What the task asks -
Reproduce every line of the records with each instance of "Bar" changed to "Column" and everything else unchanged. Omit the pictures.

•••••

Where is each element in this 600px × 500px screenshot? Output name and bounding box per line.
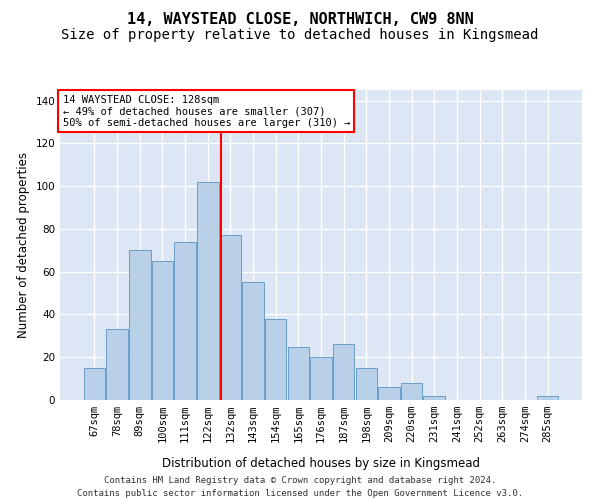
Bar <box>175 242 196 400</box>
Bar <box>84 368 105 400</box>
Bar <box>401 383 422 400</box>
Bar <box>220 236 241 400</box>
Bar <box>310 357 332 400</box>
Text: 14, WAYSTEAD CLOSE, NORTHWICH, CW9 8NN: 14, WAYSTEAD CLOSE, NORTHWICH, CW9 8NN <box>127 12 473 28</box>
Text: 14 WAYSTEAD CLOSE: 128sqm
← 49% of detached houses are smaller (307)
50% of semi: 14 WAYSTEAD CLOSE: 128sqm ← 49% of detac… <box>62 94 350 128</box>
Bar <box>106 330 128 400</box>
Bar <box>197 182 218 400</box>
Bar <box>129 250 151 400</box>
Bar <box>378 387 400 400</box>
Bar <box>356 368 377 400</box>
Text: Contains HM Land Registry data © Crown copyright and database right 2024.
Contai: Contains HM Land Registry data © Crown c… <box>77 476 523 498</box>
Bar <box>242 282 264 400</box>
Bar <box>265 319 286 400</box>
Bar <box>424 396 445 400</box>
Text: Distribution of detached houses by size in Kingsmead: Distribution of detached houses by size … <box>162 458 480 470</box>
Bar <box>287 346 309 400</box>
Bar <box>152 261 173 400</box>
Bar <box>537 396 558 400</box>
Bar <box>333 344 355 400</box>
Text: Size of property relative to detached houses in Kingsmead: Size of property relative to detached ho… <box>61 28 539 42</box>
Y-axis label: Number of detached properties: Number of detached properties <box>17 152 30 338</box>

•••••

Answer below -
Where is each element in this 600px × 500px screenshot? Output name and bounding box per line.
Column <box>175 242 196 400</box>
Column <box>84 368 105 400</box>
Column <box>401 383 422 400</box>
Column <box>220 236 241 400</box>
Column <box>310 357 332 400</box>
Text: 14, WAYSTEAD CLOSE, NORTHWICH, CW9 8NN: 14, WAYSTEAD CLOSE, NORTHWICH, CW9 8NN <box>127 12 473 28</box>
Text: 14 WAYSTEAD CLOSE: 128sqm
← 49% of detached houses are smaller (307)
50% of semi: 14 WAYSTEAD CLOSE: 128sqm ← 49% of detac… <box>62 94 350 128</box>
Column <box>106 330 128 400</box>
Column <box>197 182 218 400</box>
Column <box>129 250 151 400</box>
Column <box>378 387 400 400</box>
Column <box>356 368 377 400</box>
Text: Contains HM Land Registry data © Crown copyright and database right 2024.
Contai: Contains HM Land Registry data © Crown c… <box>77 476 523 498</box>
Column <box>242 282 264 400</box>
Column <box>265 319 286 400</box>
Column <box>424 396 445 400</box>
Text: Distribution of detached houses by size in Kingsmead: Distribution of detached houses by size … <box>162 458 480 470</box>
Column <box>287 346 309 400</box>
Column <box>152 261 173 400</box>
Column <box>537 396 558 400</box>
Column <box>333 344 355 400</box>
Text: Size of property relative to detached houses in Kingsmead: Size of property relative to detached ho… <box>61 28 539 42</box>
Y-axis label: Number of detached properties: Number of detached properties <box>17 152 30 338</box>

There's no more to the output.